[PROMPT]:
Copy every line of the items below without changing anything, and leave the pictures out of your copy.

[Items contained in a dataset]
▼▼▼
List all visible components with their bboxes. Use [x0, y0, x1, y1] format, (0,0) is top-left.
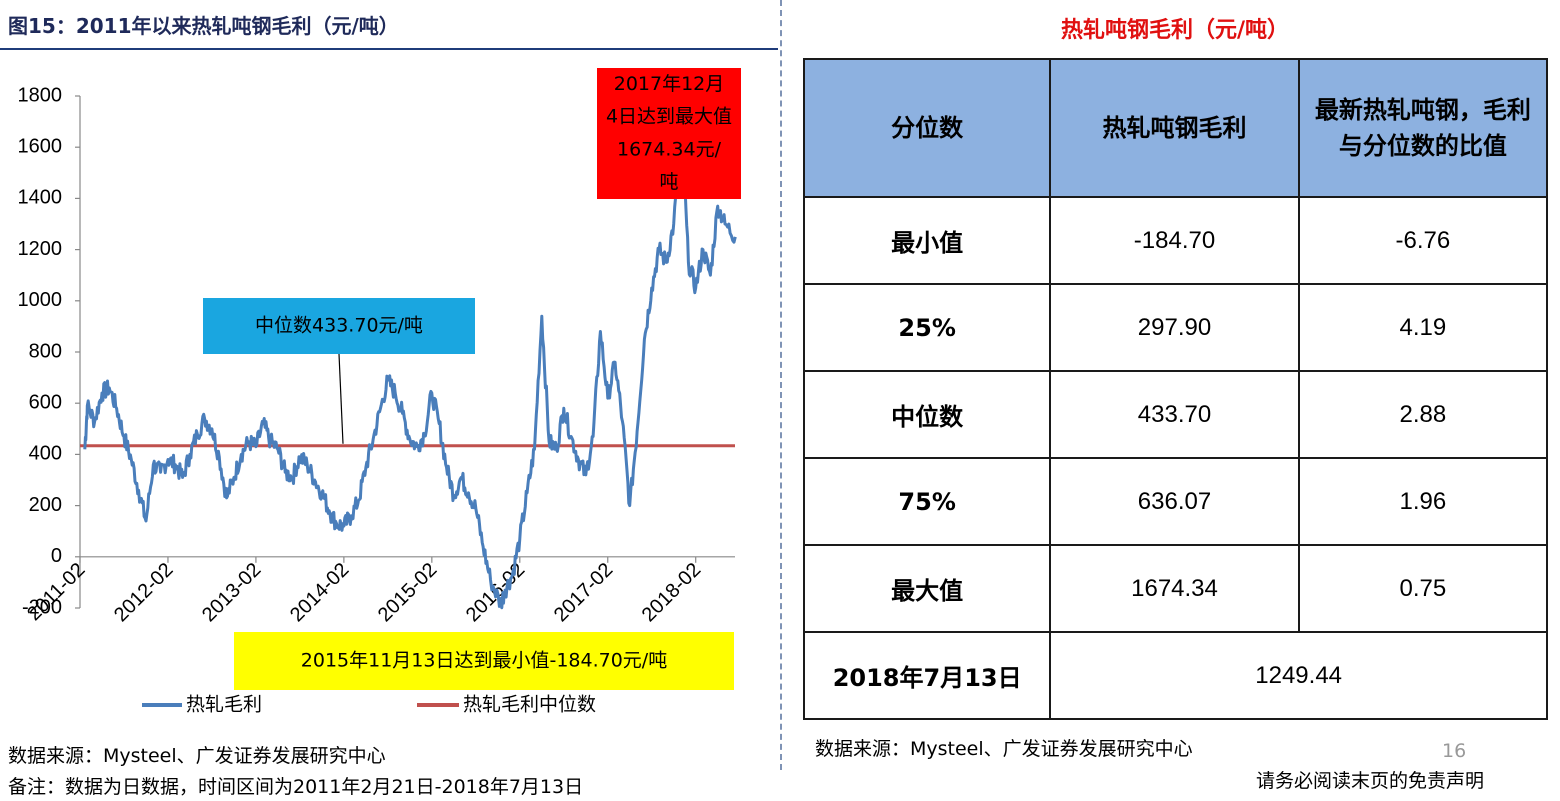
- median-annotation-bg: [203, 298, 475, 354]
- y-tick-label: 1600: [18, 135, 63, 157]
- table-row: 75% 636.07 1.96: [802, 457, 1549, 546]
- row-label: 最大值: [802, 544, 1052, 633]
- x-tick-label: 2015-02: [374, 559, 441, 626]
- x-tick-label: 2014-02: [286, 559, 353, 626]
- latest-date: 2018年7月13日: [802, 631, 1052, 720]
- max-annotation-text: 1674.34元/: [617, 138, 722, 160]
- max-annotation: 2017年12月 4日达到最大值 1674.34元/吨: [597, 68, 741, 199]
- x-axis: 2011-02 2012-02 2013-02 2014-02 2015-02 2016-…: [23, 556, 735, 626]
- legend: 热轧毛利 热轧毛利中位数: [142, 694, 596, 716]
- x-tick-label: 2013-02: [198, 559, 265, 626]
- y-axis: 1800 1600 1400 1200 1000 800 600 400 200 0 -200: [18, 84, 81, 618]
- left-note: 备注：数据为日数据，时间区间为2011年2月21日-2018年7月13日: [8, 776, 584, 798]
- row-ratio: 1.96: [1297, 457, 1549, 546]
- line-chart: 1800 1600 1400 1200 1000 800 600 400 200 0 -200 20…: [18, 68, 741, 716]
- row-label: 最小值: [802, 196, 1052, 285]
- header-ratio: 最新热轧吨钢，毛利与分位数的比值: [1297, 58, 1549, 198]
- table-row: 最大值 1674.34 0.75: [802, 544, 1549, 633]
- figure-title: 图15：2011年以来热轧吨钢毛利（元/吨）: [8, 14, 399, 38]
- row-margin: 1674.34: [1049, 544, 1300, 633]
- row-margin: 433.70: [1049, 370, 1300, 459]
- y-tick-label: 600: [29, 391, 62, 413]
- y-tick-label: 200: [29, 494, 62, 516]
- row-ratio: 2.88: [1297, 370, 1549, 459]
- quantile-table: 分位数 热轧吨钢毛利 最新热轧吨钢，毛利与分位数的比值 最小值 -184.70 …: [802, 58, 1549, 720]
- right-source: 数据来源：Mysteel、广发证券发展研究中心: [815, 738, 1193, 760]
- median-annotation-text: 中位数433.70元/吨: [255, 315, 423, 337]
- left-source: 数据来源：Mysteel、广发证券发展研究中心: [8, 745, 386, 767]
- min-annotation-bg: [234, 632, 734, 690]
- y-tick-label: 1200: [18, 238, 63, 260]
- table-row: 最小值 -184.70 -6.76: [802, 196, 1549, 285]
- row-ratio: 4.19: [1297, 283, 1549, 372]
- panel-divider: [780, 0, 782, 770]
- y-tick-label: 400: [29, 443, 62, 465]
- y-tick-label: 800: [29, 340, 62, 362]
- min-annotation: 2015年11月13日达到最小值-184.70元/吨: [234, 632, 734, 690]
- row-label: 中位数: [802, 370, 1052, 459]
- x-tick-label: 2017-02: [550, 559, 617, 626]
- legend-label-margin: 热轧毛利: [186, 694, 262, 716]
- y-tick-label: 1800: [18, 84, 63, 106]
- table-title: 热轧吨钢毛利（元/吨）: [1060, 18, 1290, 43]
- row-margin: 297.90: [1049, 283, 1300, 372]
- row-margin: -184.70: [1049, 196, 1300, 285]
- max-annotation-text: 2017年12月: [614, 73, 725, 95]
- table-row: 中位数 433.70 2.88: [802, 370, 1549, 459]
- y-tick-label: -200: [22, 596, 62, 618]
- row-ratio: -6.76: [1297, 196, 1549, 285]
- y-tick-label: 1000: [18, 289, 63, 311]
- header-margin: 热轧吨钢毛利: [1049, 58, 1300, 198]
- median-annotation: 中位数433.70元/吨: [203, 298, 475, 354]
- row-margin: 636.07: [1049, 457, 1300, 546]
- latest-margin: 1249.44: [1049, 631, 1548, 720]
- max-annotation-bg: [597, 68, 741, 199]
- row-ratio: 0.75: [1297, 544, 1549, 633]
- table-header-row: 分位数 热轧吨钢毛利 最新热轧吨钢，毛利与分位数的比值: [802, 58, 1549, 198]
- legend-label-median: 热轧毛利中位数: [463, 694, 596, 716]
- row-label: 25%: [802, 283, 1052, 372]
- max-annotation-text: 4日达到最大值: [606, 106, 732, 128]
- table-latest-row: 2018年7月13日 1249.44: [802, 631, 1548, 720]
- title-rule: [0, 48, 778, 50]
- y-tick-label: 1400: [18, 187, 63, 209]
- series-group: [80, 126, 737, 610]
- y-tick-label: 0: [51, 545, 62, 567]
- x-tick-label: 2012-02: [110, 559, 177, 626]
- max-annotation-text: 吨: [659, 171, 678, 193]
- header-quantile: 分位数: [802, 58, 1052, 198]
- row-label: 75%: [802, 457, 1052, 546]
- x-tick-label: 2018-02: [638, 559, 705, 626]
- page-number: 16: [1442, 740, 1467, 762]
- table-row: 25% 297.90 4.19: [802, 283, 1549, 372]
- series-line-hot-rolled-margin: [83, 126, 737, 610]
- min-annotation-text: 2015年11月13日达到最小值-184.70元/吨: [301, 650, 667, 672]
- disclaimer: 请务必阅读末页的免责声明: [1256, 770, 1485, 792]
- median-leader-line: [338, 353, 344, 444]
▲▲▲
[WRITTEN RESPONSE]:
List all visible components with their bboxes. Use [x0, y0, x1, y1] format, (0,0) is top-left.
- median-annotation-bg: [203, 298, 475, 354]
- y-tick-label: 1600: [18, 135, 63, 157]
- table-row: 75% 636.07 1.96: [802, 457, 1549, 546]
- row-label: 最大值: [802, 544, 1052, 633]
- x-tick-label: 2015-02: [374, 559, 441, 626]
- x-tick-label: 2014-02: [286, 559, 353, 626]
- latest-date: 2018年7月13日: [802, 631, 1052, 720]
- max-annotation-text: 1674.34元/: [617, 138, 722, 160]
- max-annotation: 2017年12月 4日达到最大值 1674.34元/吨: [597, 68, 741, 199]
- x-axis: 2011-02 2012-02 2013-02 2014-02 2015-02 2016-…: [23, 556, 735, 626]
- legend: 热轧毛利 热轧毛利中位数: [142, 694, 596, 716]
- x-tick-label: 2013-02: [198, 559, 265, 626]
- y-axis: 1800 1600 1400 1200 1000 800 600 400 200 0 -200: [18, 84, 81, 618]
- left-note: 备注：数据为日数据，时间区间为2011年2月21日-2018年7月13日: [8, 776, 584, 798]
- row-ratio: 1.96: [1297, 457, 1549, 546]
- line-chart: 1800 1600 1400 1200 1000 800 600 400 200 0 -200 20…: [18, 68, 741, 716]
- row-label: 最小值: [802, 196, 1052, 285]
- header-ratio: 最新热轧吨钢，毛利与分位数的比值: [1297, 58, 1549, 198]
- table-row: 最大值 1674.34 0.75: [802, 544, 1549, 633]
- figure-title: 图15：2011年以来热轧吨钢毛利（元/吨）: [8, 14, 399, 38]
- row-margin: 1674.34: [1049, 544, 1300, 633]
- row-margin: 433.70: [1049, 370, 1300, 459]
- y-tick-label: 600: [29, 391, 62, 413]
- y-tick-label: 200: [29, 494, 62, 516]
- row-ratio: 2.88: [1297, 370, 1549, 459]
- quantile-table: 分位数 热轧吨钢毛利 最新热轧吨钢，毛利与分位数的比值 最小值 -184.70 …: [802, 58, 1549, 720]
- right-source: 数据来源：Mysteel、广发证券发展研究中心: [815, 738, 1193, 760]
- median-annotation-text: 中位数433.70元/吨: [255, 315, 423, 337]
- left-source: 数据来源：Mysteel、广发证券发展研究中心: [8, 745, 386, 767]
- min-annotation-bg: [234, 632, 734, 690]
- y-tick-label: 1200: [18, 238, 63, 260]
- table-row: 最小值 -184.70 -6.76: [802, 196, 1549, 285]
- row-ratio: 4.19: [1297, 283, 1549, 372]
- panel-divider: [780, 0, 782, 770]
- y-tick-label: 400: [29, 443, 62, 465]
- y-tick-label: 800: [29, 340, 62, 362]
- min-annotation: 2015年11月13日达到最小值-184.70元/吨: [234, 632, 734, 690]
- row-label: 中位数: [802, 370, 1052, 459]
- x-tick-label: 2017-02: [550, 559, 617, 626]
- legend-label-margin: 热轧毛利: [186, 694, 262, 716]
- y-tick-label: 1800: [18, 84, 63, 106]
- table-title: 热轧吨钢毛利（元/吨）: [1060, 18, 1290, 43]
- row-margin: 297.90: [1049, 283, 1300, 372]
- row-margin: -184.70: [1049, 196, 1300, 285]
- max-annotation-text: 2017年12月: [614, 73, 725, 95]
- table-row: 中位数 433.70 2.88: [802, 370, 1549, 459]
- y-tick-label: -200: [22, 596, 62, 618]
- row-ratio: -6.76: [1297, 196, 1549, 285]
- y-tick-label: 1000: [18, 289, 63, 311]
- header-margin: 热轧吨钢毛利: [1049, 58, 1300, 198]
- median-annotation: 中位数433.70元/吨: [203, 298, 475, 354]
- row-margin: 636.07: [1049, 457, 1300, 546]
- latest-margin: 1249.44: [1049, 631, 1548, 720]
- max-annotation-bg: [597, 68, 741, 199]
- row-ratio: 0.75: [1297, 544, 1549, 633]
- table-header-row: 分位数 热轧吨钢毛利 最新热轧吨钢，毛利与分位数的比值: [802, 58, 1549, 198]
- legend-label-median: 热轧毛利中位数: [463, 694, 596, 716]
- row-label: 25%: [802, 283, 1052, 372]
- max-annotation-text: 4日达到最大值: [606, 106, 732, 128]
- table-latest-row: 2018年7月13日 1249.44: [802, 631, 1548, 720]
- title-rule: [0, 48, 778, 50]
- y-tick-label: 1400: [18, 187, 63, 209]
- series-group: [80, 126, 737, 610]
- y-tick-label: 0: [51, 545, 62, 567]
- x-tick-label: 2012-02: [110, 559, 177, 626]
- max-annotation-text: 吨: [659, 171, 678, 193]
- header-quantile: 分位数: [802, 58, 1052, 198]
- row-label: 75%: [802, 457, 1052, 546]
- x-tick-label: 2018-02: [638, 559, 705, 626]
- page-number: 16: [1442, 740, 1467, 762]
- table-row: 25% 297.90 4.19: [802, 283, 1549, 372]
- series-line-hot-rolled-margin: [83, 126, 737, 610]
- min-annotation-text: 2015年11月13日达到最小值-184.70元/吨: [301, 650, 667, 672]
- disclaimer: 请务必阅读末页的免责声明: [1256, 770, 1485, 792]
- median-leader-line: [338, 353, 344, 444]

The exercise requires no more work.